• BRIEF:
Wherever the string "TradingView" appears, copy the whole line.

• Stored dataset items:
□ □ □ □ □
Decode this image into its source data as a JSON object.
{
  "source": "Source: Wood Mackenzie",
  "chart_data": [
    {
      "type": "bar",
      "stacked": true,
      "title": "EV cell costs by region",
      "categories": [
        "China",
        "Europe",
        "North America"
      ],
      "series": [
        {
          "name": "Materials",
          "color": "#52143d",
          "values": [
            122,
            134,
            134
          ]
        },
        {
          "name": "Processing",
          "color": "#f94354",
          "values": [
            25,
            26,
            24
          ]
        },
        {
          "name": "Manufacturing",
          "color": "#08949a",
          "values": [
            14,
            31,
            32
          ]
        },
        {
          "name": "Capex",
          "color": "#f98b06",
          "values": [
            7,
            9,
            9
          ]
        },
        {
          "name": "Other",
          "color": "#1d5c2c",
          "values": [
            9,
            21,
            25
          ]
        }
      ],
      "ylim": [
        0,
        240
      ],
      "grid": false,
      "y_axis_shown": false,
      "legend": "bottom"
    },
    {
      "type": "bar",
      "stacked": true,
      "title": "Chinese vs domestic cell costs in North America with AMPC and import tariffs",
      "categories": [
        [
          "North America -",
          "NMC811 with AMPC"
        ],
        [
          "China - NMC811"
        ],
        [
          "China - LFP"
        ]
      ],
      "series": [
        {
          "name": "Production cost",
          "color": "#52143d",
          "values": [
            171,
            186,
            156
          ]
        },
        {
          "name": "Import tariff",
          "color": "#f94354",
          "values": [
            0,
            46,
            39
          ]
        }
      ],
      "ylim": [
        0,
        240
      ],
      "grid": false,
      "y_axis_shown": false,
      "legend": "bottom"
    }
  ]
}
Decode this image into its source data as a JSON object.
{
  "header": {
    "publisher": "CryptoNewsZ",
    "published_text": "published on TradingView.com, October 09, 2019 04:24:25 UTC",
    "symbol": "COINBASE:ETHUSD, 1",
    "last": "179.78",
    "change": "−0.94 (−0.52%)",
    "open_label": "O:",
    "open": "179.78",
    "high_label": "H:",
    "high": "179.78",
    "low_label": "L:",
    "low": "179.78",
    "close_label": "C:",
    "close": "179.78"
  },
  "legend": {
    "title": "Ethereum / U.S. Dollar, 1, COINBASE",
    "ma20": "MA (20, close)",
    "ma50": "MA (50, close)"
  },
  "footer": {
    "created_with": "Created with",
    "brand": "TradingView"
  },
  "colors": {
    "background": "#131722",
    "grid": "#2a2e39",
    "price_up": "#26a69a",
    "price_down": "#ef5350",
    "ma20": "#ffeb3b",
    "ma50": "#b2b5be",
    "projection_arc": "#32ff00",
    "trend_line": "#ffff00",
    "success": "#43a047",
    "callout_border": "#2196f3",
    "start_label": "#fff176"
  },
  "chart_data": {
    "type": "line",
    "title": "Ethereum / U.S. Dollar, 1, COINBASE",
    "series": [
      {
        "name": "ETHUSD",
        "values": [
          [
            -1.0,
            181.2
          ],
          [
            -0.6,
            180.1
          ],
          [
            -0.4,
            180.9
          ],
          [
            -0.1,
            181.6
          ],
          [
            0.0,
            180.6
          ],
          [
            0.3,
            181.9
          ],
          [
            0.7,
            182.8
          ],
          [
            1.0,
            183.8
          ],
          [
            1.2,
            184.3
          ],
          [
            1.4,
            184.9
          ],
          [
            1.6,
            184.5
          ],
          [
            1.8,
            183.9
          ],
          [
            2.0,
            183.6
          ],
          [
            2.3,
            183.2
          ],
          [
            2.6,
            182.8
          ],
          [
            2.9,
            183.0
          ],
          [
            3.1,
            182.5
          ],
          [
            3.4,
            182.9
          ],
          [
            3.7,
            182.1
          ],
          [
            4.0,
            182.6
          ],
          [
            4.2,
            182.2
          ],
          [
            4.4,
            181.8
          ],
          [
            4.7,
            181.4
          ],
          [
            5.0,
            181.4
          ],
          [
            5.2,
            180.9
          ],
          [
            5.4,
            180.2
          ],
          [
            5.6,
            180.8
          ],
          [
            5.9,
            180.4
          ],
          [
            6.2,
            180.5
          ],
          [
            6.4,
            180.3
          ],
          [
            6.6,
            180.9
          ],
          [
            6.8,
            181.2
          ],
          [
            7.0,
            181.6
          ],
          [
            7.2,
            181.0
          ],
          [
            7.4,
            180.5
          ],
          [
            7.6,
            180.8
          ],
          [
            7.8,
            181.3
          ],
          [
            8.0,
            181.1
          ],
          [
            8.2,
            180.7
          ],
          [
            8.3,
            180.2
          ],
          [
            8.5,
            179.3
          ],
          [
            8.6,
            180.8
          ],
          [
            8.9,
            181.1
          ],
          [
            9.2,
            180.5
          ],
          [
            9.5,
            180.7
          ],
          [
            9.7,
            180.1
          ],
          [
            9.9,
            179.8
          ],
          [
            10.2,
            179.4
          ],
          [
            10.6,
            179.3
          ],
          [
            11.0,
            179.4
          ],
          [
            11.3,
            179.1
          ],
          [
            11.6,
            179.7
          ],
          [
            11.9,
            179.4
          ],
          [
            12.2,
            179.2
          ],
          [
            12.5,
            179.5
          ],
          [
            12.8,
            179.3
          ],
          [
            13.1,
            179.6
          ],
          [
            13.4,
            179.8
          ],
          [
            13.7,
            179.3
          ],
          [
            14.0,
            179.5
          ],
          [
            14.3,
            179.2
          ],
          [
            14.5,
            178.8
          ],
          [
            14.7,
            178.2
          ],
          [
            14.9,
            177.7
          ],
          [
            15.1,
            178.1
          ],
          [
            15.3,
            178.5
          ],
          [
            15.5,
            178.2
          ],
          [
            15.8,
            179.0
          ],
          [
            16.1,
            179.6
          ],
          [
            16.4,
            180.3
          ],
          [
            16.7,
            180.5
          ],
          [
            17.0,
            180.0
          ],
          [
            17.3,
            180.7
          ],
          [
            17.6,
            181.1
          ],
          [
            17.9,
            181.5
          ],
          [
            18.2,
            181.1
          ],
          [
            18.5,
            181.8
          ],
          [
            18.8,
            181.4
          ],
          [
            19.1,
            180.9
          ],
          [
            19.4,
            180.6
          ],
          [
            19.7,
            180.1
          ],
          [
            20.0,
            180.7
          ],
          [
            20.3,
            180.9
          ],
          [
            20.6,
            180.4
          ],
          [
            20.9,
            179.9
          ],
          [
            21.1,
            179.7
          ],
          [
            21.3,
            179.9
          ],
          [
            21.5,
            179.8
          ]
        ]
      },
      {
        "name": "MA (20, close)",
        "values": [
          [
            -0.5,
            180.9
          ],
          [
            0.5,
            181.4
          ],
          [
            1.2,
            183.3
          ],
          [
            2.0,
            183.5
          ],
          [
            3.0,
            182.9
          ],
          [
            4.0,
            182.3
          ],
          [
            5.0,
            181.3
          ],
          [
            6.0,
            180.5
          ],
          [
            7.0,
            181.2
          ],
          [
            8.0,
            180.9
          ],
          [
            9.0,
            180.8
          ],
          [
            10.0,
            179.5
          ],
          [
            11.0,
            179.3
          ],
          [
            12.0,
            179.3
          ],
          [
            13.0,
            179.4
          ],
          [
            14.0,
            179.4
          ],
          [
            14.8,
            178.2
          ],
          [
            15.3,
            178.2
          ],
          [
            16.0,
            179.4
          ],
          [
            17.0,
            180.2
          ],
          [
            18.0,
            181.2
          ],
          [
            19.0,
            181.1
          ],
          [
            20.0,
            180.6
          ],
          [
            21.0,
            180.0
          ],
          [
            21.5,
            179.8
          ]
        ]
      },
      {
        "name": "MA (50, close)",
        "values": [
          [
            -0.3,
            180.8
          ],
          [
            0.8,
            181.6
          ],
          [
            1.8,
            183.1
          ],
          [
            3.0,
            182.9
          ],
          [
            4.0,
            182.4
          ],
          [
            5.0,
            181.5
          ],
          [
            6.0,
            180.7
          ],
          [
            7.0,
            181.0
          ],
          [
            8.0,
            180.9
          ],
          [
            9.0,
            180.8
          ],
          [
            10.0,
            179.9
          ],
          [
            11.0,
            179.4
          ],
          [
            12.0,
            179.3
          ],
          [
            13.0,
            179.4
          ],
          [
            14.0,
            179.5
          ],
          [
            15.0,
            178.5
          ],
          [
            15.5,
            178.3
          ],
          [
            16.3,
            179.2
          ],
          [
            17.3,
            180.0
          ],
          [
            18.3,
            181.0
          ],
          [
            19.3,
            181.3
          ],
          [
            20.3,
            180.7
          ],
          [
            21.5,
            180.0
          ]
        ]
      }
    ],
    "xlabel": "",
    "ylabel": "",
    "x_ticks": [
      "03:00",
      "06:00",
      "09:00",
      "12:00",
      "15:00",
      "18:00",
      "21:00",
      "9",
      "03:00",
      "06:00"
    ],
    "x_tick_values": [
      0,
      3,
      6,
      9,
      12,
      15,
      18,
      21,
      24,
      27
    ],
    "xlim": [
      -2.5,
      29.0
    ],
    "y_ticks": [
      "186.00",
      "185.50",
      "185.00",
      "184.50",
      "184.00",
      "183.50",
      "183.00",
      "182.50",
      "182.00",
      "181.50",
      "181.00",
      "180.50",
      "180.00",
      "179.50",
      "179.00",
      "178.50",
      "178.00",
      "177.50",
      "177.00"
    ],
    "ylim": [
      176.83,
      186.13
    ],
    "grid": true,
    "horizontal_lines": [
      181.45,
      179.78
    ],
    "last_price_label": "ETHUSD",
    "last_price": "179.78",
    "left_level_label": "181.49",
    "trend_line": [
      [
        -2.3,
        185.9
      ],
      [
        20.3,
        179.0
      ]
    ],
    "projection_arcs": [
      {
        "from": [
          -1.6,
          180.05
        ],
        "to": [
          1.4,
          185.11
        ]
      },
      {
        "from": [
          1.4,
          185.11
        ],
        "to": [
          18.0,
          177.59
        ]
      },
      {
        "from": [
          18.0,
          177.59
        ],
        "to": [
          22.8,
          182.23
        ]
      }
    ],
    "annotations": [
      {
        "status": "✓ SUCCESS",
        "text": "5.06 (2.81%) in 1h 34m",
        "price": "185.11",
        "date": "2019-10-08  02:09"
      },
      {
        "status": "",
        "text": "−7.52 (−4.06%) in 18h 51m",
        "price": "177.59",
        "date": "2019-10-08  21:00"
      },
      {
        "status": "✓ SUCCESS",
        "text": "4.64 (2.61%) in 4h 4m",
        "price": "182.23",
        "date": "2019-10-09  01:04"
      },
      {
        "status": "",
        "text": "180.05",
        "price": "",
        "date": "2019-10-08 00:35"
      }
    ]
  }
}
□ □ □ □ □
• FINAL ANSWER:
    "published_text": "published on TradingView.com, October 09, 2019 04:24:25 UTC",
    "brand": "TradingView"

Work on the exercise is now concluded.